Copy each line holding the string "pagamento".

## RECORDED INFORMATION
##############################

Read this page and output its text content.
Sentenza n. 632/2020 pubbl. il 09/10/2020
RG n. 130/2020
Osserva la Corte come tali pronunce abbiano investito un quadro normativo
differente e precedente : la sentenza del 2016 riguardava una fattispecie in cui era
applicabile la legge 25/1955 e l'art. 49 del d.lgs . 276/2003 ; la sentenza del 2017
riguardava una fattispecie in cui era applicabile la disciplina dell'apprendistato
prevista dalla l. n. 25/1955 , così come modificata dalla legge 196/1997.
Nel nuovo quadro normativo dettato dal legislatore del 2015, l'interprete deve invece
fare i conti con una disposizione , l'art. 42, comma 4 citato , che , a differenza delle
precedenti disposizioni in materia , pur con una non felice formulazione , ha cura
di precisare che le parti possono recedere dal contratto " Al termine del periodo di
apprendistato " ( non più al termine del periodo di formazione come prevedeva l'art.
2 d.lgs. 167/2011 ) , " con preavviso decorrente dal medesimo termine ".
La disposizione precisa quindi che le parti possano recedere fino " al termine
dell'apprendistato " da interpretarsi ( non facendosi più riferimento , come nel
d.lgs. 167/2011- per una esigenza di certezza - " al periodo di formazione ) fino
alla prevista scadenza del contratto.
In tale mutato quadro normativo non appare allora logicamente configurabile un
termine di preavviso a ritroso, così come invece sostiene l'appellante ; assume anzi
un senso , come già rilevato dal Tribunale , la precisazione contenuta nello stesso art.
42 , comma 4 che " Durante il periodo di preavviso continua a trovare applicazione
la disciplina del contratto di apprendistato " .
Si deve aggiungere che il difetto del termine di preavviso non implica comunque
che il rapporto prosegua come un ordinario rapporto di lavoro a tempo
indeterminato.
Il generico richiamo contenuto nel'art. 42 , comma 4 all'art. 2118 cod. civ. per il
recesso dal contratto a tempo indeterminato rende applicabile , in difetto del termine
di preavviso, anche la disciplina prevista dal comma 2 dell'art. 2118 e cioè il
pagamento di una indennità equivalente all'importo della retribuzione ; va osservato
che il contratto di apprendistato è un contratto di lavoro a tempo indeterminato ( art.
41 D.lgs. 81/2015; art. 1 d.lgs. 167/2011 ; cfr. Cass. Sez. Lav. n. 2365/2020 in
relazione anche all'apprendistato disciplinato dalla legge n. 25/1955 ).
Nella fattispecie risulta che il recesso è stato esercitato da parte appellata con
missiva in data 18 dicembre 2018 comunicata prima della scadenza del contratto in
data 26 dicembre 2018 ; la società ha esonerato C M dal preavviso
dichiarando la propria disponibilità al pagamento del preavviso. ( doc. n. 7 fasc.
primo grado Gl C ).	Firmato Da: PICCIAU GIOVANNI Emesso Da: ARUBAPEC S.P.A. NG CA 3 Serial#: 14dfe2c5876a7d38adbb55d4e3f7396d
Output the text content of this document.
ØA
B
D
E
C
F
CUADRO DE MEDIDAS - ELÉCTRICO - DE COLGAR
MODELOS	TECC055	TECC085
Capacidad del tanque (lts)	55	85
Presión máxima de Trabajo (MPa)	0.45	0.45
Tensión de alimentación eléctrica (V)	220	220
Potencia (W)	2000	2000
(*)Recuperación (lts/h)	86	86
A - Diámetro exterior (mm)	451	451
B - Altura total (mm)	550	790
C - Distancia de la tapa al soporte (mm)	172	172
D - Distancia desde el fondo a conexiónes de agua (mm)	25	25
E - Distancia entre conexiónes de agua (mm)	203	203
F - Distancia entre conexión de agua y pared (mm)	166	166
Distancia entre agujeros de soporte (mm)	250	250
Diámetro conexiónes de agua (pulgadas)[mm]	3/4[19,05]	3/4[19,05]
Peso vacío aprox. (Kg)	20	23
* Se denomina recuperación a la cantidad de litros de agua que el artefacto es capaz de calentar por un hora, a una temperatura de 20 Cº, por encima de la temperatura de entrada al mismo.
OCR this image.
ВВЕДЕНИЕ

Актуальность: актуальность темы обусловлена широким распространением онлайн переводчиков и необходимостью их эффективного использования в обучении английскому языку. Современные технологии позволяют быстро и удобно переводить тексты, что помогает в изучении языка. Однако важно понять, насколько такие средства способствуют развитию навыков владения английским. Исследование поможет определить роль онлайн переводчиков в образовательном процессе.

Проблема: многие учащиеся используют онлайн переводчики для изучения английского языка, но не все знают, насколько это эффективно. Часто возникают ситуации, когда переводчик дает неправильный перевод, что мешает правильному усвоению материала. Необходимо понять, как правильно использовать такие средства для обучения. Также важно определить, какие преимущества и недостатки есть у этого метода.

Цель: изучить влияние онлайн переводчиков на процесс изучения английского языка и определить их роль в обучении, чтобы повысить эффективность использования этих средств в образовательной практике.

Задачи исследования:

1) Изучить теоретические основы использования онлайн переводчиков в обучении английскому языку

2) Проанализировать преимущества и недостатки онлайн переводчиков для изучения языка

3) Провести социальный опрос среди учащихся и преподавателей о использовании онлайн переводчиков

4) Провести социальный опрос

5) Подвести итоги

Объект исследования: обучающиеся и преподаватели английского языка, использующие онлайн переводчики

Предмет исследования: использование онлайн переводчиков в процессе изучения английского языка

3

##############################

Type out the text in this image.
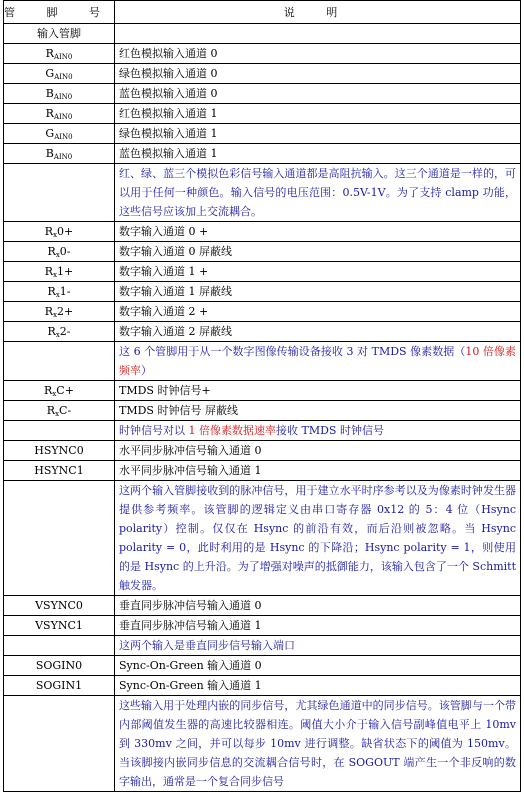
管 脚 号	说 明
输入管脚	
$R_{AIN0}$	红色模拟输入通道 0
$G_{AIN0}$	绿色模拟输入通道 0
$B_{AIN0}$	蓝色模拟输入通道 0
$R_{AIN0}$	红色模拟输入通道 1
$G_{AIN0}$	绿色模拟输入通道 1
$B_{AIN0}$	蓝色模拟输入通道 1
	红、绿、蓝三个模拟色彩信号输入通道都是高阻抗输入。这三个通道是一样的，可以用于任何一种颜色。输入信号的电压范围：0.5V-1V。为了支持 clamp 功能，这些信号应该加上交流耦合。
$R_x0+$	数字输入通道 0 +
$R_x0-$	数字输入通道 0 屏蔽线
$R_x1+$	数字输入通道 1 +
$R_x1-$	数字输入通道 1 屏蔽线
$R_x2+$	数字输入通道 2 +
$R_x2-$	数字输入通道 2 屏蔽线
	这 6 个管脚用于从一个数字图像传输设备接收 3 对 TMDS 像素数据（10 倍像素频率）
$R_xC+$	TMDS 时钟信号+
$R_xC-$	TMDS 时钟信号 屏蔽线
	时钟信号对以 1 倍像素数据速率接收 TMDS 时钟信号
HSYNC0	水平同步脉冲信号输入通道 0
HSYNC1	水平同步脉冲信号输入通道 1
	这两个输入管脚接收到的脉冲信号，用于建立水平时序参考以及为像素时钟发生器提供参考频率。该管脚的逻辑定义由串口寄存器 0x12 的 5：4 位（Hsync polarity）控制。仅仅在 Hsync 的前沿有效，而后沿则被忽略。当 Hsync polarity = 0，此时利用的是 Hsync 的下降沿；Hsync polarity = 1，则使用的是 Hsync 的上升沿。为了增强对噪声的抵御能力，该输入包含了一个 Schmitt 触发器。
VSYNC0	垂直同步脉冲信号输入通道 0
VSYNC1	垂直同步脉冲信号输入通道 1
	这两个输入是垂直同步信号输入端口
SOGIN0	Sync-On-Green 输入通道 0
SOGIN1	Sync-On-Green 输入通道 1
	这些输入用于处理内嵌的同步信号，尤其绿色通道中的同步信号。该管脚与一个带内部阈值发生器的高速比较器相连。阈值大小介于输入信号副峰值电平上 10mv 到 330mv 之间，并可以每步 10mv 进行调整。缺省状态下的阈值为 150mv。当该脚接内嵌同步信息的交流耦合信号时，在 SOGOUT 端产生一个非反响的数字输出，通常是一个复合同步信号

##############################

## EXERCISE RESPONSE
pagamento di una indennità equivalente all'importo della retribuzione ; va osservato
dichiarando la propria disponibilità al pagamento del preavviso. ( doc. n. 7 fasc.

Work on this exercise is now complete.